Prompt -> Return every entry exactly as written.

=-=-=-=-=

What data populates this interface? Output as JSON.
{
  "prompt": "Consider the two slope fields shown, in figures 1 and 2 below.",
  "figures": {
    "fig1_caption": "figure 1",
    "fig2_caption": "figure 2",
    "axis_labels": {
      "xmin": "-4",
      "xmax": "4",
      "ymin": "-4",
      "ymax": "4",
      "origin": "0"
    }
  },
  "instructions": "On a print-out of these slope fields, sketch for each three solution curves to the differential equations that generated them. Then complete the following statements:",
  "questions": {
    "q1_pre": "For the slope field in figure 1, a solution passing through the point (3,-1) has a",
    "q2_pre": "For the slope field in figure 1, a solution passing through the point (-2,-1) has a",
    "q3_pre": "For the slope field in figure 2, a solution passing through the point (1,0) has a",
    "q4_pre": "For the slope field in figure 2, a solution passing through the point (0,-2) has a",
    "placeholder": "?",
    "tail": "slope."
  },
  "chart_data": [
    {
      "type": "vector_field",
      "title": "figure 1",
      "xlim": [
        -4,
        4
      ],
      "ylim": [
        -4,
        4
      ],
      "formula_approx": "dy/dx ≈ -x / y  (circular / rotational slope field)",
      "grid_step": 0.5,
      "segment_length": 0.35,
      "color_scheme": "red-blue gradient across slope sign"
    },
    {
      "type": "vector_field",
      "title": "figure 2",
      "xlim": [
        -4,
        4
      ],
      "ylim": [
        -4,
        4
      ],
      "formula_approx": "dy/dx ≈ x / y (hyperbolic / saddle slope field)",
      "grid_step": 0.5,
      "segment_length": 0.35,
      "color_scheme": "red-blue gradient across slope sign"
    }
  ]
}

=-=-=-=-=

Final result ->
What data populates this interface? Output as JSON.
{
  "prompt": "Consider the two slope fields shown, in figures 1 and 2 below.",
  "figures": {
    "fig1_caption": "figure 1",
    "fig2_caption": "figure 2",
    "axis_labels": {
      "xmin": "-4",
      "xmax": "4",
      "ymin": "-4",
      "ymax": "4",
      "origin": "0"
    }
  },
  "instructions": "On a print-out of these slope fields, sketch for each three solution curves to the differential equations that generated them. Then complete the following statements:",
  "questions": {
    "q1_pre": "For the slope field in figure 1, a solution passing through the point (3,-1) has a",
    "q2_pre": "For the slope field in figure 1, a solution passing through the point (-2,-1) has a",
    "q3_pre": "For the slope field in figure 2, a solution passing through the point (1,0) has a",
    "q4_pre": "For the slope field in figure 2, a solution passing through the point (0,-2) has a",
    "placeholder": "?",
    "tail": "slope."
  },
  "chart_data": [
    {
      "type": "vector_field",
      "title": "figure 1",
      "xlim": [
        -4,
        4
      ],
      "ylim": [
        -4,
        4
      ],
      "formula_approx": "dy/dx ≈ -x / y  (circular / rotational slope field)",
      "grid_step": 0.5,
      "segment_length": 0.35,
      "color_scheme": "red-blue gradient across slope sign"
    },
    {
      "type": "vector_field",
      "title": "figure 2",
      "xlim": [
        -4,
        4
      ],
      "ylim": [
        -4,
        4
      ],
      "formula_approx": "dy/dx ≈ x / y (hyperbolic / saddle slope field)",
      "grid_step": 0.5,
      "segment_length": 0.35,
      "color_scheme": "red-blue gradient across slope sign"
    }
  ]
}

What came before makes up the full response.